- _What you are asked to do_
Every entry should be repeated exactly. Omit the pictures.

- _Extracted material_
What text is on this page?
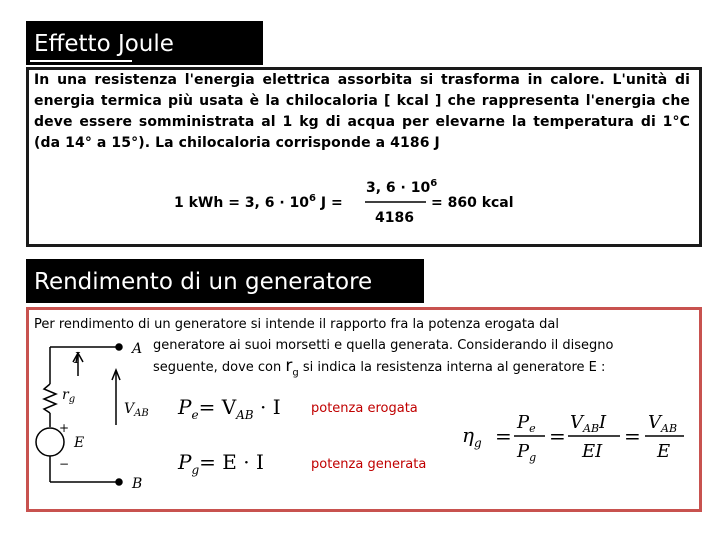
Effetto Joule
In una resistenza l'energia elettrica assorbita si trasforma in calore. L'unità di energia termica più usata è la chilocaloria [ kcal ] che rappresenta l'energia che deve essere somministrata al 1 kg di acqua per elevarne la temperatura di 1°C (da 14° a 15°). La chilocaloria corrisponde a 4186 J
1 kWh = 3, $6 \cdot 10^6$ J =
3, $6 \cdot 10^6$
4186
= 860 kcal
Rendimento di un generatore
Per rendimento di un generatore si intende il rapporto fra la potenza erogata dal
generatore ai suoi morsetti e quella generata. Considerando il disegno
seguente, dove con $r_g$ si indica la resistenza interna al generatore E :
A
I
$r_g$
$V_{AB}$
E
+
−
B
$P_e= V_{AB} \cdot I$
$P_g= E \cdot I$
$\eta_g$ =
$P_e$
$P_g$
=
$V_{AB}I$
EI
=
$V_{AB}$
E
potenza erogata
potenza generata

- _Result for this task_
What text is on this page?
Effetto Joule
In una resistenza l'energia elettrica assorbita si trasforma in calore. L'unità di energia termica più usata è la chilocaloria [ kcal ] che rappresenta l'energia che deve essere somministrata al 1 kg di acqua per elevarne la temperatura di 1°C (da 14° a 15°). La chilocaloria corrisponde a 4186 J
1 kWh = 3, $6 \cdot 10^6$ J =
3, $6 \cdot 10^6$
4186
= 860 kcal
Rendimento di un generatore
Per rendimento di un generatore si intende il rapporto fra la potenza erogata dal
generatore ai suoi morsetti e quella generata. Considerando il disegno
seguente, dove con $r_g$ si indica la resistenza interna al generatore E :
A
I
$r_g$
$V_{AB}$
E
+
−
B
$P_e= V_{AB} \cdot I$
$P_g= E \cdot I$
$\eta_g$ =
$P_e$
$P_g$
=
$V_{AB}I$
EI
=
$V_{AB}$
E
potenza erogata
potenza generata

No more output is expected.